ROWS:
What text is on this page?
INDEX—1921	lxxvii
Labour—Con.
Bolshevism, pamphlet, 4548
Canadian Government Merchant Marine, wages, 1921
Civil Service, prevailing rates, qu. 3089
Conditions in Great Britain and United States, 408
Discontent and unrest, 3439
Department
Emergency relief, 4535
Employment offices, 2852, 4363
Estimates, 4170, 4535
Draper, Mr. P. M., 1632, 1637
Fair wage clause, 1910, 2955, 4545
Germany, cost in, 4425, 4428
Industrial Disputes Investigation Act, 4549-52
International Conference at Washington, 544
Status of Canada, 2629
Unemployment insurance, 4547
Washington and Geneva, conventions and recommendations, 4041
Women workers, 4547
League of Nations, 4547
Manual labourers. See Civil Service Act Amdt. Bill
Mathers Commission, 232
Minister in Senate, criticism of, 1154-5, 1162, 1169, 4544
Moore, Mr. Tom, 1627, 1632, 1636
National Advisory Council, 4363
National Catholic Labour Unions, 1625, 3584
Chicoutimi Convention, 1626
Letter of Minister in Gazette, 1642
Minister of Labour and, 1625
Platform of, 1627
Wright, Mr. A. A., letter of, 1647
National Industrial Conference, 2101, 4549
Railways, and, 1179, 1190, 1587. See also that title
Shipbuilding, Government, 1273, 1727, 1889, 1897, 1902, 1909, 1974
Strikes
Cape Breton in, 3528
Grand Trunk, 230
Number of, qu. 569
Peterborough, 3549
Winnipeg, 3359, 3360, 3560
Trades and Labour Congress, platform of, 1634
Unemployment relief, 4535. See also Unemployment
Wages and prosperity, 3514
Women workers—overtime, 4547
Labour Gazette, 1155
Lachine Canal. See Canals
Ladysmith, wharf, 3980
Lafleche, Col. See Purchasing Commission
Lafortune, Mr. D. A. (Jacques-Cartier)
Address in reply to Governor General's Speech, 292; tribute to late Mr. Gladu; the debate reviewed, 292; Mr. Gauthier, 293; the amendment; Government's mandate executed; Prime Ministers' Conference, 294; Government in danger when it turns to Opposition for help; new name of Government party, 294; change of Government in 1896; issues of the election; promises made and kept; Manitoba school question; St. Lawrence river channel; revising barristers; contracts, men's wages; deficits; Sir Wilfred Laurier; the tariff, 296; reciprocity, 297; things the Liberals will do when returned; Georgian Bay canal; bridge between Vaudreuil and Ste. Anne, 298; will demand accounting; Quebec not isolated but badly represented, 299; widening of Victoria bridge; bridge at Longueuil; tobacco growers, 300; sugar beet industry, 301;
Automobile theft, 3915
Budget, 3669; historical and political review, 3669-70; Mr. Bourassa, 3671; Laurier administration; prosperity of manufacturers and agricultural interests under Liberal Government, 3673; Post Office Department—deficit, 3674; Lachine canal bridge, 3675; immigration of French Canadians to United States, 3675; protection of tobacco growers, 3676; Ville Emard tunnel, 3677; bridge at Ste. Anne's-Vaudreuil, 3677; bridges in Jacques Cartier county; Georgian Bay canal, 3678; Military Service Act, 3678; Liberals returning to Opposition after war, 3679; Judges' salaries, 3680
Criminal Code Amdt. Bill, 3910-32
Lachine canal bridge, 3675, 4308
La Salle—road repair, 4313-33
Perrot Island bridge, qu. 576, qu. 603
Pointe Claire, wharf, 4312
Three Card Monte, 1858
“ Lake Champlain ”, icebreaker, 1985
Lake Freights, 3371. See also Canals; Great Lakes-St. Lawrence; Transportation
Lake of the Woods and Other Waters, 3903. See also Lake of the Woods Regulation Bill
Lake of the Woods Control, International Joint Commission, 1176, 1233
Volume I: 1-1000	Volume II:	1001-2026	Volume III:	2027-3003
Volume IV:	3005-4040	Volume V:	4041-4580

AIM:
Retype the records above exactly.

FINAL ANSWER:
What text is on this page?
INDEX—1921	lxxvii
Labour—Con.
Bolshevism, pamphlet, 4548
Canadian Government Merchant Marine, wages, 1921
Civil Service, prevailing rates, qu. 3089
Conditions in Great Britain and United States, 408
Discontent and unrest, 3439
Department
Emergency relief, 4535
Employment offices, 2852, 4363
Estimates, 4170, 4535
Draper, Mr. P. M., 1632, 1637
Fair wage clause, 1910, 2955, 4545
Germany, cost in, 4425, 4428
Industrial Disputes Investigation Act, 4549-52
International Conference at Washington, 544
Status of Canada, 2629
Unemployment insurance, 4547
Washington and Geneva, conventions and recommendations, 4041
Women workers, 4547
League of Nations, 4547
Manual labourers. See Civil Service Act Amdt. Bill
Mathers Commission, 232
Minister in Senate, criticism of, 1154-5, 1162, 1169, 4544
Moore, Mr. Tom, 1627, 1632, 1636
National Advisory Council, 4363
National Catholic Labour Unions, 1625, 3584
Chicoutimi Convention, 1626
Letter of Minister in Gazette, 1642
Minister of Labour and, 1625
Platform of, 1627
Wright, Mr. A. A., letter of, 1647
National Industrial Conference, 2101, 4549
Railways, and, 1179, 1190, 1587. See also that title
Shipbuilding, Government, 1273, 1727, 1889, 1897, 1902, 1909, 1974
Strikes
Cape Breton in, 3528
Grand Trunk, 230
Number of, qu. 569
Peterborough, 3549
Winnipeg, 3359, 3360, 3560
Trades and Labour Congress, platform of, 1634
Unemployment relief, 4535. See also Unemployment
Wages and prosperity, 3514
Women workers—overtime, 4547
Labour Gazette, 1155
Lachine Canal. See Canals
Ladysmith, wharf, 3980
Lafleche, Col. See Purchasing Commission
Lafortune, Mr. D. A. (Jacques-Cartier)
Address in reply to Governor General's Speech, 292; tribute to late Mr. Gladu; the debate reviewed, 292; Mr. Gauthier, 293; the amendment; Government's mandate executed; Prime Ministers' Conference, 294; Government in danger when it turns to Opposition for help; new name of Government party, 294; change of Government in 1896; issues of the election; promises made and kept; Manitoba school question; St. Lawrence river channel; revising barristers; contracts, men's wages; deficits; Sir Wilfred Laurier; the tariff, 296; reciprocity, 297; things the Liberals will do when returned; Georgian Bay canal; bridge between Vaudreuil and Ste. Anne, 298; will demand accounting; Quebec not isolated but badly represented, 299; widening of Victoria bridge; bridge at Longueuil; tobacco growers, 300; sugar beet industry, 301;
Automobile theft, 3915
Budget, 3669; historical and political review, 3669-70; Mr. Bourassa, 3671; Laurier administration; prosperity of manufacturers and agricultural interests under Liberal Government, 3673; Post Office Department—deficit, 3674; Lachine canal bridge, 3675; immigration of French Canadians to United States, 3675; protection of tobacco growers, 3676; Ville Emard tunnel, 3677; bridge at Ste. Anne's-Vaudreuil, 3677; bridges in Jacques Cartier county; Georgian Bay canal, 3678; Military Service Act, 3678; Liberals returning to Opposition after war, 3679; Judges' salaries, 3680
Criminal Code Amdt. Bill, 3910-32
Lachine canal bridge, 3675, 4308
La Salle—road repair, 4313-33
Perrot Island bridge, qu. 576, qu. 603
Pointe Claire, wharf, 4312
Three Card Monte, 1858
“ Lake Champlain ”, icebreaker, 1985
Lake Freights, 3371. See also Canals; Great Lakes-St. Lawrence; Transportation
Lake of the Woods and Other Waters, 3903. See also Lake of the Woods Regulation Bill
Lake of the Woods Control, International Joint Commission, 1176, 1233
Volume I: 1-1000	Volume II:	1001-2026	Volume III:	2027-3003
Volume IV:	3005-4040	Volume V:	4041-4580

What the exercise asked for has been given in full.